Given records:

--- Start ---

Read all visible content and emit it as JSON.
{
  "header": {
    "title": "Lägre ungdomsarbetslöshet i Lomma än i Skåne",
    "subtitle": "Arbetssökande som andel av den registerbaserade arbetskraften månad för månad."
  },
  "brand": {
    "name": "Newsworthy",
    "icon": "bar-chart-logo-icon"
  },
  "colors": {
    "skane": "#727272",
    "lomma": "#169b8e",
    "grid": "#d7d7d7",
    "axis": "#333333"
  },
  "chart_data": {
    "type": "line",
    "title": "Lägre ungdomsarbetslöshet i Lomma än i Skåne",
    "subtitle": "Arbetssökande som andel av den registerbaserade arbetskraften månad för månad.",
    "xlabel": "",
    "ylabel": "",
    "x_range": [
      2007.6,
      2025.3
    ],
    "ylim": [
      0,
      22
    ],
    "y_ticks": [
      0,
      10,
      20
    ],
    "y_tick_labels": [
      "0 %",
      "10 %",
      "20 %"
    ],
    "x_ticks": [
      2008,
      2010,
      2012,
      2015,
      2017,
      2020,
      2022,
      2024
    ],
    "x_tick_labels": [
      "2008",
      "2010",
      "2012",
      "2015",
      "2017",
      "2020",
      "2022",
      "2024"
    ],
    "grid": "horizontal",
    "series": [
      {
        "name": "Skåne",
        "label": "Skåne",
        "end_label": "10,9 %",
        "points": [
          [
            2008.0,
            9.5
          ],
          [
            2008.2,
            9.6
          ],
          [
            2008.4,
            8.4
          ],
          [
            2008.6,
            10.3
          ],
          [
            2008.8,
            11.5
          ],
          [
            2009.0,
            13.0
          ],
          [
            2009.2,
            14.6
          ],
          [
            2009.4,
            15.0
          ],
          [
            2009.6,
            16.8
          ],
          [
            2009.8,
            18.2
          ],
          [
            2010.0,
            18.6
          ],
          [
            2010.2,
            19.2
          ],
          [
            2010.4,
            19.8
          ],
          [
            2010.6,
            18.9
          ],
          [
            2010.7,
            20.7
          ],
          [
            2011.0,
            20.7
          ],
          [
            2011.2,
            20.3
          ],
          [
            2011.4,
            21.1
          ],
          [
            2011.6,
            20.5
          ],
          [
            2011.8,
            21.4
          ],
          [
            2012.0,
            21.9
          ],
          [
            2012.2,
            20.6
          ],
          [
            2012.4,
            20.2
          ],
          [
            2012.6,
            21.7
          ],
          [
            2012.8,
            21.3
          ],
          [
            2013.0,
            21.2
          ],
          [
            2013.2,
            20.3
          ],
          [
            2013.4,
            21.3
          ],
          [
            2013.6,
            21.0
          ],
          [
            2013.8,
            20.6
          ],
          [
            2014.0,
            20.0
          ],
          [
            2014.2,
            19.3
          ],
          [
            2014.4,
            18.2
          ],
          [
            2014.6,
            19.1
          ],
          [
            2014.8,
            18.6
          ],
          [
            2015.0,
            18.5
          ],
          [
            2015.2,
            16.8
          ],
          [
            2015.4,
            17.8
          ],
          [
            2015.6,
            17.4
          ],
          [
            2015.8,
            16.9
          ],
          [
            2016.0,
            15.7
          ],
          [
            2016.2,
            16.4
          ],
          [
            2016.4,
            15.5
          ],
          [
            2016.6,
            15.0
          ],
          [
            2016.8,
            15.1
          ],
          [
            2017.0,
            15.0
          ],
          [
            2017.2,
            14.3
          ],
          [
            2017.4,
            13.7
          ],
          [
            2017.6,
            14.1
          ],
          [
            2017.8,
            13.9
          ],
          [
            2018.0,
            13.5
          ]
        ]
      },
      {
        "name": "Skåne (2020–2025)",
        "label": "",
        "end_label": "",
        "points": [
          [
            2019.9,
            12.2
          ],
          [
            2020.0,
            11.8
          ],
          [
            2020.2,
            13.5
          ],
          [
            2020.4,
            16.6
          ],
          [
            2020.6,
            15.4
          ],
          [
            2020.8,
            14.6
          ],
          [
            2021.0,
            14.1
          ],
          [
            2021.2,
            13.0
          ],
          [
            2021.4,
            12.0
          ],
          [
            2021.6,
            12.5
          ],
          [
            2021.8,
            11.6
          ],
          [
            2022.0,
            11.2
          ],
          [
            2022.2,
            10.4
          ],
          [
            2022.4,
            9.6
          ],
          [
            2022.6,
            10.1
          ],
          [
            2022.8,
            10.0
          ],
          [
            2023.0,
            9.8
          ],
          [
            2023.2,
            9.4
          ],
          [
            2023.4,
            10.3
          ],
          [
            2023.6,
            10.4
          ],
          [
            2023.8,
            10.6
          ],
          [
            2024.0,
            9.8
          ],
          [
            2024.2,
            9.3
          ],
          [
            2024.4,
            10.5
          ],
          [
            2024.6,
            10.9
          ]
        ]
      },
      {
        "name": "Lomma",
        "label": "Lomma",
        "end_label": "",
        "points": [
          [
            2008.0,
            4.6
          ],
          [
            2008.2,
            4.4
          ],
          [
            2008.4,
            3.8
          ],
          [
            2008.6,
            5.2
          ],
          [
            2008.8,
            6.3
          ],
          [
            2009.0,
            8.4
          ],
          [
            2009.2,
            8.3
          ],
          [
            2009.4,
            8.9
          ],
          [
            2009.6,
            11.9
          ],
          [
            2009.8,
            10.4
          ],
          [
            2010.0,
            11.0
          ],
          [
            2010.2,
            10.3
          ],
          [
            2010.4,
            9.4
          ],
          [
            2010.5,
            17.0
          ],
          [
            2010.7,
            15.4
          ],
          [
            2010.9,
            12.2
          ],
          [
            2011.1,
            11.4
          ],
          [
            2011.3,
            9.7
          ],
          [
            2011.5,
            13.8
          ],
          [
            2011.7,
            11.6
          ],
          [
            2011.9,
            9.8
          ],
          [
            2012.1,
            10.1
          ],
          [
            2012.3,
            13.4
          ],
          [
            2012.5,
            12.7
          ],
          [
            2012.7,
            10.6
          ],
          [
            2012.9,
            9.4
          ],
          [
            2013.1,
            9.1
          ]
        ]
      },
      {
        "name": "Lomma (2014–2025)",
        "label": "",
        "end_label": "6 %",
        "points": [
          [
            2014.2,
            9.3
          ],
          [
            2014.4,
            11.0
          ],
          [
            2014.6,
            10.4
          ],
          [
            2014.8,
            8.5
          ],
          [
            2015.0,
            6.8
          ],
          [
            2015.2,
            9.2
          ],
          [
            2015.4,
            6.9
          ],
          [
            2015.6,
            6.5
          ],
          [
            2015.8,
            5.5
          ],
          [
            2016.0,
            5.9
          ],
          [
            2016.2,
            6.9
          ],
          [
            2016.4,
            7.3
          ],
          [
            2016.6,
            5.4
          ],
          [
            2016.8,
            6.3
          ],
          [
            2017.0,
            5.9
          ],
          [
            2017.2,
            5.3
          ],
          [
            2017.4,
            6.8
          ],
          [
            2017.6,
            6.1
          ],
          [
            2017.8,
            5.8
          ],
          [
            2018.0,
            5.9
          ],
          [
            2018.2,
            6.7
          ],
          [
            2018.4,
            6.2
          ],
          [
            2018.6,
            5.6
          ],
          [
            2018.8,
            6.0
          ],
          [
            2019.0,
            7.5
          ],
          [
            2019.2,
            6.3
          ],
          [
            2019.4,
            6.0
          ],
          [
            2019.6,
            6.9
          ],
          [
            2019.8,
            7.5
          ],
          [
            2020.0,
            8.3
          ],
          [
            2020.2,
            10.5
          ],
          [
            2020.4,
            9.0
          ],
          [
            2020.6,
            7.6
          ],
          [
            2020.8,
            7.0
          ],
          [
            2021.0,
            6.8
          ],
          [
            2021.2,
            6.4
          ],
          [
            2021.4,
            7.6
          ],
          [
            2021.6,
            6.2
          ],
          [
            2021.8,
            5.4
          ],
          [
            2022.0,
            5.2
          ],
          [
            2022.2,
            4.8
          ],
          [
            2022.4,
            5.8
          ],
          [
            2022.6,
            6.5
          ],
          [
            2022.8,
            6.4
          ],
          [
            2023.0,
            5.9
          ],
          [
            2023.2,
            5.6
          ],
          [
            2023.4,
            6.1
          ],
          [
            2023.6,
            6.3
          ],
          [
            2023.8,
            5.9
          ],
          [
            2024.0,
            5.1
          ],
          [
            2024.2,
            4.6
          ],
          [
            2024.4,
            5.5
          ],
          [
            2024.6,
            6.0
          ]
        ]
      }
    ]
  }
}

--- End ---

Challenge: Copy each line of the preceding data that contains the string "månad".

Written reply:
    "subtitle": "Arbetssökande som andel av den registerbaserade arbetskraften månad för månad."
    "subtitle": "Arbetssökande som andel av den registerbaserade arbetskraften månad för månad.",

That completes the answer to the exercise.